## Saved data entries
* * * * * * *

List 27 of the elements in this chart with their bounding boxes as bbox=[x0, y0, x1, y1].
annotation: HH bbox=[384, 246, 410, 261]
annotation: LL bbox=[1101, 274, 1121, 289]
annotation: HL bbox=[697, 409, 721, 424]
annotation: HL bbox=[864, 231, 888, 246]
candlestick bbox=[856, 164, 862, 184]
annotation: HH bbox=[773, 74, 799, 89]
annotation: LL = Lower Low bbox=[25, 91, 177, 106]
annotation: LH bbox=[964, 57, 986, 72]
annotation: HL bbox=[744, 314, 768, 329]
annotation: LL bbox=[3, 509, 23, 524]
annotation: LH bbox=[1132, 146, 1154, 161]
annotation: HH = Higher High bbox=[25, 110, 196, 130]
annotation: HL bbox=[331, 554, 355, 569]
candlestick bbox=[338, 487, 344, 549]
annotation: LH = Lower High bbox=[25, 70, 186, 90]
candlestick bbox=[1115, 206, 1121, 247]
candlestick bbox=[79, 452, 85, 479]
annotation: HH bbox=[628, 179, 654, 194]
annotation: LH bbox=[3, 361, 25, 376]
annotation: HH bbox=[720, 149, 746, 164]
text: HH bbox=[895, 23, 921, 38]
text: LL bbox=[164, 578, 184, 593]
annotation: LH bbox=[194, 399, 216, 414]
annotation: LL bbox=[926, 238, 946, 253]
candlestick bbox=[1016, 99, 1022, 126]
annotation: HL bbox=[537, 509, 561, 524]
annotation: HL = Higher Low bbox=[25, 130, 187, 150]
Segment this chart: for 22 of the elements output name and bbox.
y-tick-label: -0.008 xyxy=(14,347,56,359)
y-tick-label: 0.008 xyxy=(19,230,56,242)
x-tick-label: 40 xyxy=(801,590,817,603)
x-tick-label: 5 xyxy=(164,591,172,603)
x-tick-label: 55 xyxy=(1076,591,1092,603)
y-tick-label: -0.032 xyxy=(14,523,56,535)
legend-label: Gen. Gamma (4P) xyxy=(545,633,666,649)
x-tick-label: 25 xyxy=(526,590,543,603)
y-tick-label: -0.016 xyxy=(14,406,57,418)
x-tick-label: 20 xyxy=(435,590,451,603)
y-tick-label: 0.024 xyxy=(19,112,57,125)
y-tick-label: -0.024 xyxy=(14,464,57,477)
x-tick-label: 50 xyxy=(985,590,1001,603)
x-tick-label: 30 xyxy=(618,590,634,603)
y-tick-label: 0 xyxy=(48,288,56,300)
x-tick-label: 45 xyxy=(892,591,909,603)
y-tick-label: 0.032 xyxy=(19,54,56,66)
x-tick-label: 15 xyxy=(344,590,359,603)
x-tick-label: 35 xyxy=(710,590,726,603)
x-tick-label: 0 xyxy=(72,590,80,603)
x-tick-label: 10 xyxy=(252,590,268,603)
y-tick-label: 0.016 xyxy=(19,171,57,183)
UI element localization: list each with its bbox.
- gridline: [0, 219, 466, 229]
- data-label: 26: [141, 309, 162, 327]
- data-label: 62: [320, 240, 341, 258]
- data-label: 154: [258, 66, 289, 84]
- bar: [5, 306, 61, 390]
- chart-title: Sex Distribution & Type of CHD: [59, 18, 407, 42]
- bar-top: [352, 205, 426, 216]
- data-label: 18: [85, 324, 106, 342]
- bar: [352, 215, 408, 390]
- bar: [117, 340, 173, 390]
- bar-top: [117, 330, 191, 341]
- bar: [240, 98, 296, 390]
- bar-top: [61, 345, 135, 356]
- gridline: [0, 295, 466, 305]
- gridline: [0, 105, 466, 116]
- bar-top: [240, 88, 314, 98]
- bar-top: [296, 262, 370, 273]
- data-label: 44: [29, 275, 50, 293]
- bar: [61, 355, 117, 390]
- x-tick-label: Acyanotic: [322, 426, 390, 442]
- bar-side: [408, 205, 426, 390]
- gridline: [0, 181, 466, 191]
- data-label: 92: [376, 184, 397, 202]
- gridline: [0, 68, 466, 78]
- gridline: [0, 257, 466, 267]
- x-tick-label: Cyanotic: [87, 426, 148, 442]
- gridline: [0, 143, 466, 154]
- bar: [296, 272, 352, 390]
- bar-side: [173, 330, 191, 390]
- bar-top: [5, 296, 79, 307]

* * * * * * *

## What this task involves
Return every line in the rows above that contains the string "Lower".

## Completed exercise
annotation: LL = Lower Low bbox=[25, 91, 177, 106]
annotation: LH = Lower High bbox=[25, 70, 186, 90]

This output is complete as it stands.